INSTRUCTIONS FOR THE TASK:
For the data below, work out how many lines contain the word "this" and supply only that number.

ENTRIES SHOWN:
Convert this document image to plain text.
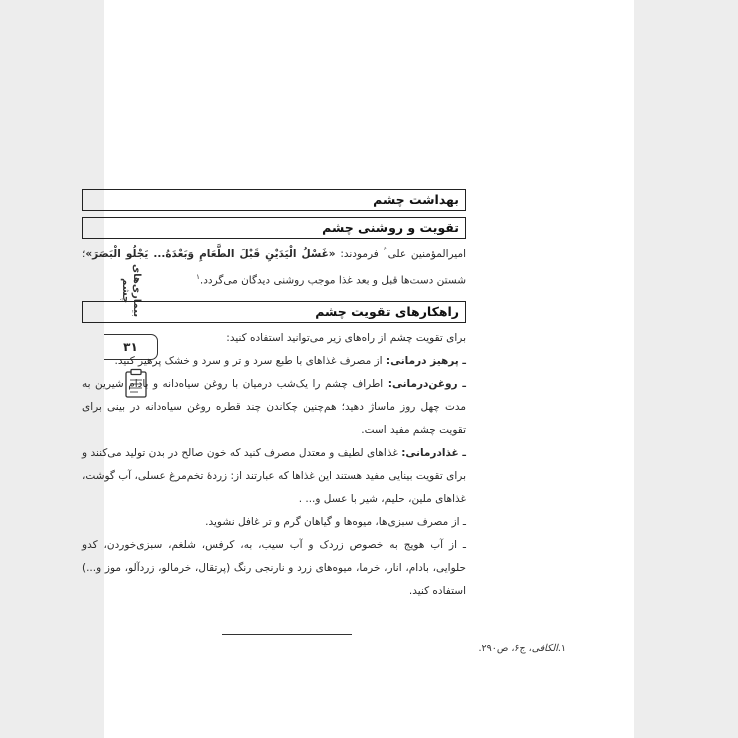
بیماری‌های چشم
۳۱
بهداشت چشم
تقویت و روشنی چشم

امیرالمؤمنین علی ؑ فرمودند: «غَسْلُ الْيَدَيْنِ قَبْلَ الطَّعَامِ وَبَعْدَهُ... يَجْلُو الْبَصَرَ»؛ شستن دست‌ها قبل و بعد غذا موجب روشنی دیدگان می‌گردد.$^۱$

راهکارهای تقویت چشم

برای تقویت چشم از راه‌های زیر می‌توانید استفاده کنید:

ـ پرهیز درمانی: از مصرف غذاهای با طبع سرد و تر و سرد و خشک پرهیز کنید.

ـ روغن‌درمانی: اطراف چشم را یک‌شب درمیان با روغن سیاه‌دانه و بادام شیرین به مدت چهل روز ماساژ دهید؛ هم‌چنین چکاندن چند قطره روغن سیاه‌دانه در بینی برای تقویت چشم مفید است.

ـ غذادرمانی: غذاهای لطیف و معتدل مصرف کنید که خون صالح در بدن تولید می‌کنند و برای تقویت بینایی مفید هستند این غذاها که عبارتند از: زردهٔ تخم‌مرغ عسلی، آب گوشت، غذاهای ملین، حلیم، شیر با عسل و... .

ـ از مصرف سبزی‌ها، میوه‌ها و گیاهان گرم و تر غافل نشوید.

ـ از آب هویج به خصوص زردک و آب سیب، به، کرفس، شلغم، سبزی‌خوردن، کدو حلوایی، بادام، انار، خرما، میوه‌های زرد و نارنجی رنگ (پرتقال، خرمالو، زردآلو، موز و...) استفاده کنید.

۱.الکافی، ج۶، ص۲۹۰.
--
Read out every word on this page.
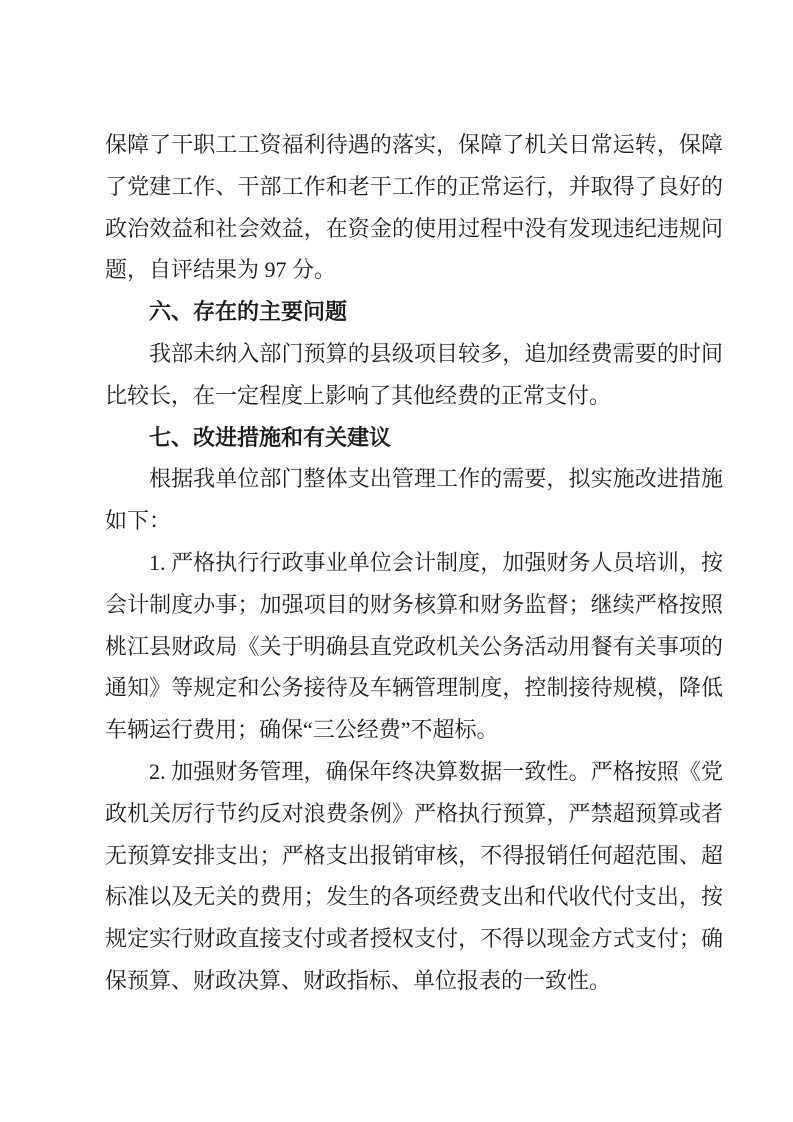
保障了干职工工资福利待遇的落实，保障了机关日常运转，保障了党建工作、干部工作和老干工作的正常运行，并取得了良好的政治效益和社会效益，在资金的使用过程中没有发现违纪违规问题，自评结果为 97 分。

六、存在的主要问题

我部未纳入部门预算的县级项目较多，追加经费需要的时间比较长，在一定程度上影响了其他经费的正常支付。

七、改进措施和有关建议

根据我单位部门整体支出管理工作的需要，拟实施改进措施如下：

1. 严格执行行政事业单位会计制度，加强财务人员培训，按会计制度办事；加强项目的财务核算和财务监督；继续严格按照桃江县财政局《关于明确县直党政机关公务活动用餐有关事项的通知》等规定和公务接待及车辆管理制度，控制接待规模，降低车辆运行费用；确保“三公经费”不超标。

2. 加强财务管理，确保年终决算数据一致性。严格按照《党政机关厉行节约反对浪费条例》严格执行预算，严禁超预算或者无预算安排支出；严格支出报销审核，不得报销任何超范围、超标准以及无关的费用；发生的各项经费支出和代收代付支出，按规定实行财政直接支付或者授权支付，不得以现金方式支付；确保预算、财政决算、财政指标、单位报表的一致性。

RESPONSE BELOW:
2